• **GOAL OF THE EXERCISE**: Continue the article about the Triggerfinger album By Absence of the Sun from its final line.

• **TEXT SEGMENT**:
Studio album by Triggerfinger
- Released: 18 April 2014
- Recorded: Sunset Sound Studio's, LA November 2013
- Genre: Hard rock, blues rock
- Length: 49:11
- Label: Excelsior Recordings
- Producer: Triggerfinger, Greg Gordon

Triggerfinger chronology
| All This Dancin' Around (2010) | By Absence of the Sun (2014) | Colossus (2017) |

Singles from By Absence of the Sun
- "Perfect Match" Released: 26 February 2014;

= By Absence of the Sun =

Album by Belgian rock band Triggerfinger

By Absence of the Sun is the fourth studio album by Belgian rock band Triggerfinger, released on 18 April 2014. The album was recorded at the Sunset Sound Studios in Los Angeles and mixed at the RedStar Studios in Los Angeles.

==Track listing==

| No. | Title | Writer(s) | Length |
|---|---|---|---|
| 1. | "Game" | Ruben Block | 5:02 |
| 2. | "Perfect Match" | Ruben Block | 3:11 |
| 3. | "By Absence of the Sun" | Ruben Block | 3:59 |
| 4. | "Big Hole" | Ruben Block | 4:17 |
| 5. | "Off The Rack" | Ruben Block | 3:32 |
| 6. | "Black Panic" | Ruben Block | 5:50 |
| 7. | "There Isn't Time" | Ruben Block | 3:06 |
| 8. | "And There She Was Lying in Wait" | Ruben Block | 4:30 |
| 9. | "Splendor In The Grass" | Ruben Block | 4:04 |
| 10. | "Halfway There" | Ruben Block, Mario Goossens | 3:52 |
| 11. | "Trail of Love" | Ruben Block | 4:33 |
| 12. | "Master of All Fears" | Ruben Block | 3:20 |

==Personnel==
- Ruben Block - lead vocals, guitar.

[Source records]
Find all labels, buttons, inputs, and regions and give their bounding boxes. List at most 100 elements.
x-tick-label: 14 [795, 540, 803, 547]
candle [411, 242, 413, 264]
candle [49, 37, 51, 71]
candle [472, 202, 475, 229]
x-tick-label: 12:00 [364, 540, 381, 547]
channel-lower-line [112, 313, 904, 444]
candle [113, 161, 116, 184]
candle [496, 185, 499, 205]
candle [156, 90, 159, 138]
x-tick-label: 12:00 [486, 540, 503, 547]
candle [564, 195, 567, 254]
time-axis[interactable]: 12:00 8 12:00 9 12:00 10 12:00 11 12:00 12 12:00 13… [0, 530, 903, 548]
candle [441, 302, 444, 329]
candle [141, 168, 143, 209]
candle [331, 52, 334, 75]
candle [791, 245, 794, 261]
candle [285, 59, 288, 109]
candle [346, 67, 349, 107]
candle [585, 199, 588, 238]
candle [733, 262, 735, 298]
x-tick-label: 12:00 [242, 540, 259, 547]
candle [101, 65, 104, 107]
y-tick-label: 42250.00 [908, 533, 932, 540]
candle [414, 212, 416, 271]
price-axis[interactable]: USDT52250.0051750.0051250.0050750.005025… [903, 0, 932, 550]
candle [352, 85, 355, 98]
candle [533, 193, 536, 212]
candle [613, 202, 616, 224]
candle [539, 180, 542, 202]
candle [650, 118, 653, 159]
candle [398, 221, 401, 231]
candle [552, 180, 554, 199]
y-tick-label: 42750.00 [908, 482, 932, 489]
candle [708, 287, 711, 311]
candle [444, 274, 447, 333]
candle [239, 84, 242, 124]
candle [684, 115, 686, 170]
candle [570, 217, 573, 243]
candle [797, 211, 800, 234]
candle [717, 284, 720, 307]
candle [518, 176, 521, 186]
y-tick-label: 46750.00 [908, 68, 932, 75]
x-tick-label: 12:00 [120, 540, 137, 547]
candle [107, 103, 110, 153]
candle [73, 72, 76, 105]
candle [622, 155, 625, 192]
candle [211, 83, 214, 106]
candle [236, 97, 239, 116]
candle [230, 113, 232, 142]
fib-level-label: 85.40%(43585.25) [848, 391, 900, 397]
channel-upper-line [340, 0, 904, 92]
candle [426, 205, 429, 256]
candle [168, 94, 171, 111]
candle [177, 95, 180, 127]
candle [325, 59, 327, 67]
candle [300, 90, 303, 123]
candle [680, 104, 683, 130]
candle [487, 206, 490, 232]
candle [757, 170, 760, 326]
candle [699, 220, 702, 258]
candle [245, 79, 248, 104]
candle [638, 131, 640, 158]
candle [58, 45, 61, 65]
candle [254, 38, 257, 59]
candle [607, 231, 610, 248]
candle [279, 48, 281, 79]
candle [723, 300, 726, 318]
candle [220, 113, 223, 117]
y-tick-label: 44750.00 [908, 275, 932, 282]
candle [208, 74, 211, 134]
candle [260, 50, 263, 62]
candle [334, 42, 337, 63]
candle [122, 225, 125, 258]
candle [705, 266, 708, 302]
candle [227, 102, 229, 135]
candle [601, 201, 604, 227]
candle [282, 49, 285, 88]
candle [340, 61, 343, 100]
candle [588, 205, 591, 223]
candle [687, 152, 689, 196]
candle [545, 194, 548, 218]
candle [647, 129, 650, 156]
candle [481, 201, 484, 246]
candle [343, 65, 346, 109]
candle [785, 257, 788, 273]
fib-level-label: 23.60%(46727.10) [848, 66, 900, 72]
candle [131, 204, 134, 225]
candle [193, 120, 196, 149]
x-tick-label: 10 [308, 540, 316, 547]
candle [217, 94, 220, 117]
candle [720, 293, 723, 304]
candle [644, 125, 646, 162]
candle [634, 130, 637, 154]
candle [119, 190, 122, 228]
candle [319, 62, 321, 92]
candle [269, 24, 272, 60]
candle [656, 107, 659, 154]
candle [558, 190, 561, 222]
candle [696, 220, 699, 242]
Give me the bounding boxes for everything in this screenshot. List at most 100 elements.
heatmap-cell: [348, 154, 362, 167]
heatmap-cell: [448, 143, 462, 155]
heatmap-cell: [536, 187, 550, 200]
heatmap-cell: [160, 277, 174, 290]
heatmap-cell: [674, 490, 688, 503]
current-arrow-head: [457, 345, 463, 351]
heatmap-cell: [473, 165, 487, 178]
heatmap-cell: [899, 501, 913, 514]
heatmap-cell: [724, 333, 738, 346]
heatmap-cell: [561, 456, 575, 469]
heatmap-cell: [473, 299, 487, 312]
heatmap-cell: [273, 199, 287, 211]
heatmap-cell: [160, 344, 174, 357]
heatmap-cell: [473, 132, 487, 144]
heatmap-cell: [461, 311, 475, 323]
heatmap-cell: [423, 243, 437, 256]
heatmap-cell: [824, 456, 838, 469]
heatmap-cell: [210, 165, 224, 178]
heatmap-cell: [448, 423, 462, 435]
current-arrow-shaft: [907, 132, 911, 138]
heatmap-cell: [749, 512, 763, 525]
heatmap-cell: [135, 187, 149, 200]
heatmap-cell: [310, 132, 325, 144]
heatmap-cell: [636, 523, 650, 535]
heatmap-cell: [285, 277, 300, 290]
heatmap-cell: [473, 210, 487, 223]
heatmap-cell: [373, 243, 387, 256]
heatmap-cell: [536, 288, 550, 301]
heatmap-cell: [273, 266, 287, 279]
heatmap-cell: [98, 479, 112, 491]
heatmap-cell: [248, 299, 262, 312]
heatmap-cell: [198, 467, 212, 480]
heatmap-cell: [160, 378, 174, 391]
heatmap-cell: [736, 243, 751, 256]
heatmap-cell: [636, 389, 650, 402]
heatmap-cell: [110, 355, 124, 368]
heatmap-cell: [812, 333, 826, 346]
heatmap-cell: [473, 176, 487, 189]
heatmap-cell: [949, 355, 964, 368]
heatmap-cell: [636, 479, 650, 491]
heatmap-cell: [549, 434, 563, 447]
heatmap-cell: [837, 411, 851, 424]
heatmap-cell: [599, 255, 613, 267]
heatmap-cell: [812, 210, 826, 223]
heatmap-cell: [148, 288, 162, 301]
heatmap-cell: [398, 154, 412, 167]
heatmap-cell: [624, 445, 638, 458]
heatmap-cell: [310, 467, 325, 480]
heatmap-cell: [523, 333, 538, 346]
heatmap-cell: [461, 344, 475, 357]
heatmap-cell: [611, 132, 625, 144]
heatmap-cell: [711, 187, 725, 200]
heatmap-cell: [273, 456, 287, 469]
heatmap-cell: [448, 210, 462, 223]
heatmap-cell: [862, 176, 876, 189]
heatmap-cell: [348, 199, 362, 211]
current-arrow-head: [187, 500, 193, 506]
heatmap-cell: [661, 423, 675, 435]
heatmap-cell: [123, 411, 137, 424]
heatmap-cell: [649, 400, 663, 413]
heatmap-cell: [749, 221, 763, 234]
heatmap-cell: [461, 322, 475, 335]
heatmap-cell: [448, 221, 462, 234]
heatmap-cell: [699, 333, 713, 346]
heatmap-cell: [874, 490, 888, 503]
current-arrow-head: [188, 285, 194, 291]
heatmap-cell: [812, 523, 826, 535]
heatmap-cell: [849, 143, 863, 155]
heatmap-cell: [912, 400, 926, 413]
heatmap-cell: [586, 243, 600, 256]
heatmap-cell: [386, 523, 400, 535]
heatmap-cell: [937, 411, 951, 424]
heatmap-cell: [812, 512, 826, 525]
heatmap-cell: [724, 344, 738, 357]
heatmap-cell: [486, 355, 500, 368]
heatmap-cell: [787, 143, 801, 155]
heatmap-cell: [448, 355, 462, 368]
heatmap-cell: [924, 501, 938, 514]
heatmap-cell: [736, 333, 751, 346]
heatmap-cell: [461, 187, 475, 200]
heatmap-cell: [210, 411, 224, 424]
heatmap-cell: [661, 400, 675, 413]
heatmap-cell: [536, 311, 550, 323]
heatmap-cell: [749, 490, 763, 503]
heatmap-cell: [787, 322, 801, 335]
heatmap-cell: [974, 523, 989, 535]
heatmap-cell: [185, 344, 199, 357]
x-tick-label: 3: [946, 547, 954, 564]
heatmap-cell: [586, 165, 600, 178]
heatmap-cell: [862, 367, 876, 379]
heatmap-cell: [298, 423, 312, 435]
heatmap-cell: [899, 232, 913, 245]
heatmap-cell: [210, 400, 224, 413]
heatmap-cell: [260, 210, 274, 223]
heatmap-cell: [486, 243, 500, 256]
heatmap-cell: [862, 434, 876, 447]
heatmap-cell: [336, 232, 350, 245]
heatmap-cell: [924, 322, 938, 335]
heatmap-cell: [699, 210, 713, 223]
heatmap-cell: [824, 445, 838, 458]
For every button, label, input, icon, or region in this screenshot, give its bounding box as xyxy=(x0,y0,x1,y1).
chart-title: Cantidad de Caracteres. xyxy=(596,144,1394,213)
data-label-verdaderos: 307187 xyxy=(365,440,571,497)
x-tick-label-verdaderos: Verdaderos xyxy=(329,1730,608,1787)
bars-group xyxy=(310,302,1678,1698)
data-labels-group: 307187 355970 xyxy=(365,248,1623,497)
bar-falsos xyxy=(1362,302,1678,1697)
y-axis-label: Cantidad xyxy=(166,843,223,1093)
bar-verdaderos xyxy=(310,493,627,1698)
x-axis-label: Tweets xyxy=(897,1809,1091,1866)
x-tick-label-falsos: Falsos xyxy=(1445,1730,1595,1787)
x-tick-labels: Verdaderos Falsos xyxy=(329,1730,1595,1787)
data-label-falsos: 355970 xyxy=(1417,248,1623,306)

• **ANSWER TO THIS PROBLEM**:
- Paul Van Bruystegem - bass guitar, backing vocals.
- Mario Goossens - drums, backing vocals.

==Charts==

===Weekly charts===

| Chart (2014) | Peak position |
|---|---|
| Belgian Albums (Ultratop Flanders) | 1 |
| Belgian Albums (Ultratop Wallonia) | 21 |
| Dutch Albums (Album Top 100) | 1 |

===Year-end charts===

| Chart (2014) | Position |
|---|---|
| Belgian Albums (Ultratop Flanders) | 5 |
| Belgian Albums (Ultratop Wallonia) | 174 |
| Dutch Albums (Album Top 100) | 84 |

| Chart (2015) | Position |
|---|---|
| Belgian Albums (Ultratop Flanders) | 143 |

==Certifications==

| Region | Certification | Certified units/sales |
| Belgium (BEA) | Gold | 15,000^{*} |
^{*} Sales figures based on certification alone.